**EXERCISE REQUIREMENTS:** From the data that follows, report how many lines hold the string "Timeout", giving only the number.

**INPUT ROWS:**
########################################
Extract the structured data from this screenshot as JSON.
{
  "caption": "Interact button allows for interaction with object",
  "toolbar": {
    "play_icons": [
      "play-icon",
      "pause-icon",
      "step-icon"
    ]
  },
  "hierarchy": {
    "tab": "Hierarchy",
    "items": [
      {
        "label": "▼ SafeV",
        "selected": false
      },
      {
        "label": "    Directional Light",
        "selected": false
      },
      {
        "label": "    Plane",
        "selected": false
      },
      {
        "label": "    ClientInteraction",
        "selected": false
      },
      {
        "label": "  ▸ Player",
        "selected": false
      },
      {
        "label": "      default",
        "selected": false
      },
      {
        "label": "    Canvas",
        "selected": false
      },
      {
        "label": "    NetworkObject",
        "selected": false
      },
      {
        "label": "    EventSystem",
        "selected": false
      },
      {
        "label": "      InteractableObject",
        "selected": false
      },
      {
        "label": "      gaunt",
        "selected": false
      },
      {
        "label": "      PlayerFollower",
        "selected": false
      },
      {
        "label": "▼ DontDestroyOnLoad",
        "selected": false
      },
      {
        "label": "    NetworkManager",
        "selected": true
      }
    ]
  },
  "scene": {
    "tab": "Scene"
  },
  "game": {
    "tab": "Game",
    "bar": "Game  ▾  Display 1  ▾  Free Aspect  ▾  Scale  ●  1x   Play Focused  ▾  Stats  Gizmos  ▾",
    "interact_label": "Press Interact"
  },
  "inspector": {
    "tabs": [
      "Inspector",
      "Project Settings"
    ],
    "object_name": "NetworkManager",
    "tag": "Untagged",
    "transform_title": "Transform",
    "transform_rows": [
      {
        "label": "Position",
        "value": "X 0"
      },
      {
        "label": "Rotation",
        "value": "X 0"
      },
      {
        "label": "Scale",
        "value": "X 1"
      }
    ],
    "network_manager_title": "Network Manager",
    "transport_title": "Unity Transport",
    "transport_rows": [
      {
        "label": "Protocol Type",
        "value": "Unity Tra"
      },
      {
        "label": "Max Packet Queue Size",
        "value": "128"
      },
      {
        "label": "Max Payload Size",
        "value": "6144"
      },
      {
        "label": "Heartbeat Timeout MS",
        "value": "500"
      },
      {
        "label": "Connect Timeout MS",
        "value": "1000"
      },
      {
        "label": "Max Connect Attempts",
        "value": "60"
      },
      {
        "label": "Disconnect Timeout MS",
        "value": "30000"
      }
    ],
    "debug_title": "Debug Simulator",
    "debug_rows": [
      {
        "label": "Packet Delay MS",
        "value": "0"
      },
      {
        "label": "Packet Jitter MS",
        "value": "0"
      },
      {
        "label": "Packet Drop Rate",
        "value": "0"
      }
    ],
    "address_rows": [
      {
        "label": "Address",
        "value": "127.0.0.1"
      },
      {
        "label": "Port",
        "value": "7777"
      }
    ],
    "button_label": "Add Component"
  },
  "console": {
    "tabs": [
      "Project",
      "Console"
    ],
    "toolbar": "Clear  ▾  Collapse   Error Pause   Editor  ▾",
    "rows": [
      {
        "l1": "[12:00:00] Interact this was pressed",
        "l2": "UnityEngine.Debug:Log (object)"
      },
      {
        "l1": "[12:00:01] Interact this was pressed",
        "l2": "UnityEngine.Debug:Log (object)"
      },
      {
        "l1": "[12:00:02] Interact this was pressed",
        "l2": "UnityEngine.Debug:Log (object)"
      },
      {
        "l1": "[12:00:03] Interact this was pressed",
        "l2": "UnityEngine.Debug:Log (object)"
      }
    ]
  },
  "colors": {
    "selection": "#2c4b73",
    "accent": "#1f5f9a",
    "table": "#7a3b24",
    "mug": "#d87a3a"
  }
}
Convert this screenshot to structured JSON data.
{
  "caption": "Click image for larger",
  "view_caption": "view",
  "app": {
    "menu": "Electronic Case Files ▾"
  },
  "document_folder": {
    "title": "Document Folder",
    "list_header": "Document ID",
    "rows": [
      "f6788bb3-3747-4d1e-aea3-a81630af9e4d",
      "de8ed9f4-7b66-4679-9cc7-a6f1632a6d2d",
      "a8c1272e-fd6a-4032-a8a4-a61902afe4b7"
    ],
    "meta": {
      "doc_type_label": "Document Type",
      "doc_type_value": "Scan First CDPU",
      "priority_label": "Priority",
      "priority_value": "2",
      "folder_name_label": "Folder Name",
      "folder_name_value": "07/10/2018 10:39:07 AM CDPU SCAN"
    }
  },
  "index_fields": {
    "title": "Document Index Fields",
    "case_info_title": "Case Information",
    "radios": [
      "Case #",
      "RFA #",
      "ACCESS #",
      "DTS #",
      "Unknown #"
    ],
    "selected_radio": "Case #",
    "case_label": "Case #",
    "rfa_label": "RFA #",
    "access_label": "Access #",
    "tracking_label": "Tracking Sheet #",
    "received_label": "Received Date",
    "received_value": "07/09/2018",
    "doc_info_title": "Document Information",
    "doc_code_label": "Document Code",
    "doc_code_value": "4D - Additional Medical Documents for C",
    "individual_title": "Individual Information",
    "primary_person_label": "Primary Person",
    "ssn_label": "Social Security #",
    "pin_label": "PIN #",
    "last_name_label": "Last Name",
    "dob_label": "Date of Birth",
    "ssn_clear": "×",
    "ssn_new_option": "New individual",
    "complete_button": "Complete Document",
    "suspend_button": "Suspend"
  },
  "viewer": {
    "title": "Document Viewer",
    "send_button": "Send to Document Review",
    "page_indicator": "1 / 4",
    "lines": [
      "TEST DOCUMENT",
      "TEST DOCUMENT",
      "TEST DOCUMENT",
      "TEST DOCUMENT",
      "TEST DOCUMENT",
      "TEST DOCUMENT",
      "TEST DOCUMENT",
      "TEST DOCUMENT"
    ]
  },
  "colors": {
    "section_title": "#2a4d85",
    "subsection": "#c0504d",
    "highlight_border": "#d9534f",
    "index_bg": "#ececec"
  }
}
########################################
**EXERCISE OUTPUT:** 3